==== Data to process ====

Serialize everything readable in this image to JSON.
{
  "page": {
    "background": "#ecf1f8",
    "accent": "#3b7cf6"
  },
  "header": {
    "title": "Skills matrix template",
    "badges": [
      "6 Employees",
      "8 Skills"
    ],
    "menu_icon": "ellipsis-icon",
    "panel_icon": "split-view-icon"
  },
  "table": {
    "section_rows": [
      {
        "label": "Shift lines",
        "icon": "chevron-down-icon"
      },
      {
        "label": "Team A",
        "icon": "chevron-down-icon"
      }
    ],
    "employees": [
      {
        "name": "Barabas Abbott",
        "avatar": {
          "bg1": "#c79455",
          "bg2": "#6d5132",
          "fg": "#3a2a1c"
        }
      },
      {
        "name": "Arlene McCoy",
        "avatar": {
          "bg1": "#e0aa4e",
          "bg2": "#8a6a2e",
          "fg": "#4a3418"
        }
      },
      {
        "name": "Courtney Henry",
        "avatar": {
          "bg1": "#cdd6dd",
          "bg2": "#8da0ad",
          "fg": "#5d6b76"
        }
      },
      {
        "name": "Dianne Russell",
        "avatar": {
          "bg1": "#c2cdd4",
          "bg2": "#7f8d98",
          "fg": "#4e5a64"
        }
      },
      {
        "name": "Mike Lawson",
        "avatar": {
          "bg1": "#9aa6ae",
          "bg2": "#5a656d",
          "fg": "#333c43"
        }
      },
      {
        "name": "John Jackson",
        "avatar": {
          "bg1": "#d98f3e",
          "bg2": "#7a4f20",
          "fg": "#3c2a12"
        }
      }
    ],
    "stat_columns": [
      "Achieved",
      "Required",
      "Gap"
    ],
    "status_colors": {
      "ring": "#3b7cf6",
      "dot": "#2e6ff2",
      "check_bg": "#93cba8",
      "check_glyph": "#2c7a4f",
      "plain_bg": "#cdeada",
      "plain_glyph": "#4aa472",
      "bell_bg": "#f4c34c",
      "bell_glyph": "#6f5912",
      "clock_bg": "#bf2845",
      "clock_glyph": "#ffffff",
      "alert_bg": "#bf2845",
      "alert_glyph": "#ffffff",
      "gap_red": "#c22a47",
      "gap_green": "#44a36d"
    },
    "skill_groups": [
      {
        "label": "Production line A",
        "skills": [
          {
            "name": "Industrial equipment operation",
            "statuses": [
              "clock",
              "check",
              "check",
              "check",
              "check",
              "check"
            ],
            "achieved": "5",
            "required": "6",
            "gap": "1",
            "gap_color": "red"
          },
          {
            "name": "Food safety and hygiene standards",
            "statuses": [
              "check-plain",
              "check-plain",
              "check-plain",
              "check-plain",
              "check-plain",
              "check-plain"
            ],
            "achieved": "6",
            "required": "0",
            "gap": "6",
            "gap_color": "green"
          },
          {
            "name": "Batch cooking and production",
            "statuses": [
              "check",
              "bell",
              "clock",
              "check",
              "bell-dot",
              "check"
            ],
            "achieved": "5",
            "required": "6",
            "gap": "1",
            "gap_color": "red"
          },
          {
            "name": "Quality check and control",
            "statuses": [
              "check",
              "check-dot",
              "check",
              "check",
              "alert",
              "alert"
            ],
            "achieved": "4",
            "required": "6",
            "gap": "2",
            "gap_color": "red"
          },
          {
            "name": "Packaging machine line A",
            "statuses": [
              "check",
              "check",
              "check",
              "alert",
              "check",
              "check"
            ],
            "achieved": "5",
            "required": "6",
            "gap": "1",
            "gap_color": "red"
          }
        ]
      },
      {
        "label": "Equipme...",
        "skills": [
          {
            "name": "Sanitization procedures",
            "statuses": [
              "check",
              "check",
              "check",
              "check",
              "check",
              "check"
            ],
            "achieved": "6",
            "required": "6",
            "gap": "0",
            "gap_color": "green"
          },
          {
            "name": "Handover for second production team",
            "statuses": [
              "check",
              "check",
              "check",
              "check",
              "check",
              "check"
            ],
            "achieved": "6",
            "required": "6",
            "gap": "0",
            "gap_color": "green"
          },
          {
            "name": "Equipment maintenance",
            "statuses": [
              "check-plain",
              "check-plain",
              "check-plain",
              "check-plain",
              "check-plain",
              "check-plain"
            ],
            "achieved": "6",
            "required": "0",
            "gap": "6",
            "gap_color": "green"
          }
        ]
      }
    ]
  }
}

====

→ **Objective**
Gather, from the listing above, every line carrying the word "icon".

→ **Output for this exercise**
    "menu_icon": "ellipsis-icon",
    "panel_icon": "split-view-icon"
        "icon": "chevron-down-icon"
        "icon": "chevron-down-icon"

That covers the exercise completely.